> [SUPPLIED RECORDS]:
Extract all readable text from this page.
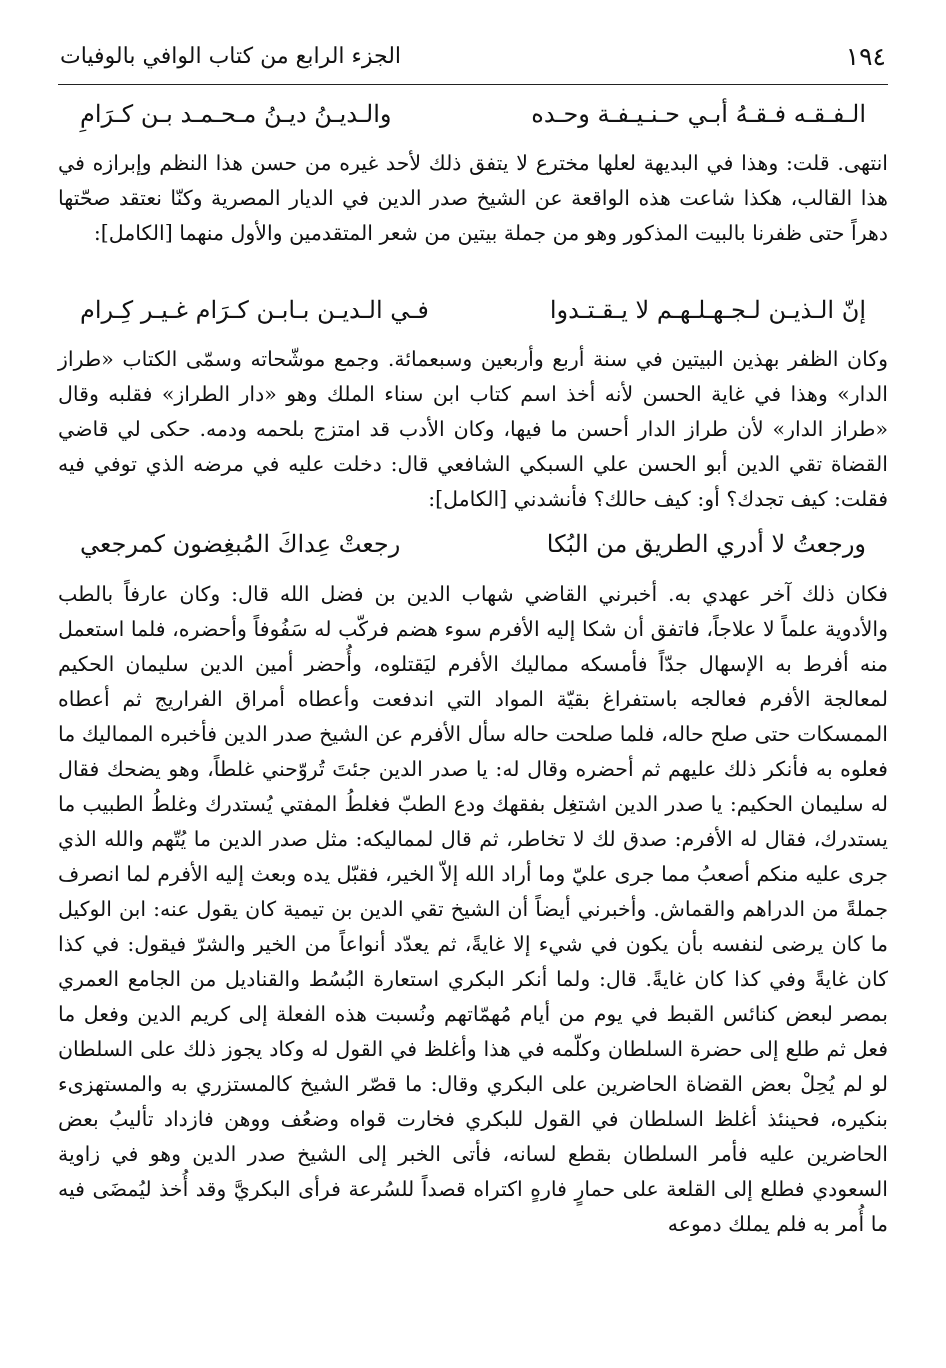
١٩٤
الجزء الرابع من كتاب الوافي بالوفيات
الـفـقـه فـقـهُ أبـي حـنـيـفـة وحـده
والـديـنُ ديـنُ مـحـمـد بـن كـرَامِ
انتهى. قلت: وهذا في البديهة لعلها مخترع لا يتفق ذلك لأحد غيره من حسن هذا النظم وإبرازه في هذا القالب، هكذا شاعت هذه الواقعة عن الشيخ صدر الدين في الديار المصرية وكنّا نعتقد صحّتها دهراً حتى ظفرنا بالبيت المذكور وهو من جملة بيتين من شعر المتقدمين والأول منهما [الكامل]:
إنّ الـذيـن لـجـهـلـهـم لا يـقـتـدوا
فـي الـديـن بـابـن كـرَام غـيـر كِـرام
وكان الظفر بهذين البيتين في سنة أربع وأربعين وسبعمائة. وجمع موشّحاته وسمّى الكتاب «طراز الدار» وهذا في غاية الحسن لأنه أخذ اسم كتاب ابن سناء الملك وهو «دار الطراز» فقلبه وقال «طراز الدار» لأن طراز الدار أحسن ما فيها، وكان الأدب قد امتزج بلحمه ودمه. حكى لي قاضي القضاة تقي الدين أبو الحسن علي السبكي الشافعي قال: دخلت عليه في مرضه الذي توفي فيه فقلت: كيف تجدك؟ أو: كيف حالك؟ فأنشدني [الكامل]:
ورجعتُ لا أدري الطريق من البُكا
رجعتْ عِداكَ المُبغِضون كمرجعي
فكان ذلك آخر عهدي به. أخبرني القاضي شهاب الدين بن فضل الله قال: وكان عارفاً بالطب والأدوية علماً لا علاجاً، فاتفق أن شكا إليه الأفرم سوء هضم فركّب له سَفُوفاً وأحضره، فلما استعمل منه أفرط به الإسهال جدّاً فأمسكه مماليك الأفرم ليَقتلوه، وأُحضر أمين الدين سليمان الحكيم لمعالجة الأفرم فعالجه باستفراغ بقيّة المواد التي اندفعت وأعطاه أمراق الفراريج ثم أعطاه الممسكات حتى صلح حاله، فلما صلحت حاله سأل الأفرم عن الشيخ صدر الدين فأخبره المماليك ما فعلوه به فأنكر ذلك عليهم ثم أحضره وقال له: يا صدر الدين جئتَ تُروّحني غلطاً، وهو يضحك فقال له سليمان الحكيم: يا صدر الدين اشتغِل بفقهك ودع الطبّ فغلطُ المفتي يُستدرك وغلطُ الطبيب ما يستدرك، فقال له الأفرم: صدق لك لا تخاطر، ثم قال لمماليكه: مثل صدر الدين ما يُتّهم والله الذي جرى عليه منكم أصعبُ مما جرى عليّ وما أراد الله إلاّ الخير، فقبّل يده وبعث إليه الأفرم لما انصرف جملةً من الدراهم والقماش. وأخبرني أيضاً أن الشيخ تقي الدين بن تيمية كان يقول عنه: ابن الوكيل ما كان يرضى لنفسه بأن يكون في شيء إلا غايةً، ثم يعدّد أنواعاً من الخير والشرّ فيقول: في كذا كان غايةً وفي كذا كان غايةً. قال: ولما أنكر البكري استعارة البُسُط والقناديل من الجامع العمري بمصر لبعض كنائس القبط في يوم من أيام مُهمّاتهم ونُسبت هذه الفعلة إلى كريم الدين وفعل ما فعل ثم طلع إلى حضرة السلطان وكلّمه في هذا وأغلظ في القول له وكاد يجوز ذلك على السلطان لو لم يُحِلْ بعض القضاة الحاضرين على البكري وقال: ما قصّر الشيخ كالمستزري به والمستهزىء بنكيره، فحينئذ أغلظ السلطان في القول للبكري فخارت قواه وضعُف ووهن فازداد تأليبُ بعض الحاضرين عليه فأمر السلطان بقطع لسانه، فأتى الخبر إلى الشيخ صدر الدين وهو في زاوية السعودي فطلع إلى القلعة على حمارٍ فارهٍ اكتراه قصداً للسُرعة فرأى البكريَّ وقد أُخذ ليُمضَى فيه ما أُمر به فلم يملك دموعه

> [TASK DIRECTIONS]:
Copy every line of the listing where the word "الكامل" appears.

> [PROBLEM SOLUTION]:
انتهى. قلت: وهذا في البديهة لعلها مخترع لا يتفق ذلك لأحد غيره من حسن هذا النظم وإبرازه في هذا القالب، هكذا شاعت هذه الواقعة عن الشيخ صدر الدين في الديار المصرية وكنّا نعتقد صحّتها دهراً حتى ظفرنا بالبيت المذكور وهو من جملة بيتين من شعر المتقدمين والأول منهما [الكامل]:
وكان الظفر بهذين البيتين في سنة أربع وأربعين وسبعمائة. وجمع موشّحاته وسمّى الكتاب «طراز الدار» وهذا في غاية الحسن لأنه أخذ اسم كتاب ابن سناء الملك وهو «دار الطراز» فقلبه وقال «طراز الدار» لأن طراز الدار أحسن ما فيها، وكان الأدب قد امتزج بلحمه ودمه. حكى لي قاضي القضاة تقي الدين أبو الحسن علي السبكي الشافعي قال: دخلت عليه في مرضه الذي توفي فيه فقلت: كيف تجدك؟ أو: كيف حالك؟ فأنشدني [الكامل]:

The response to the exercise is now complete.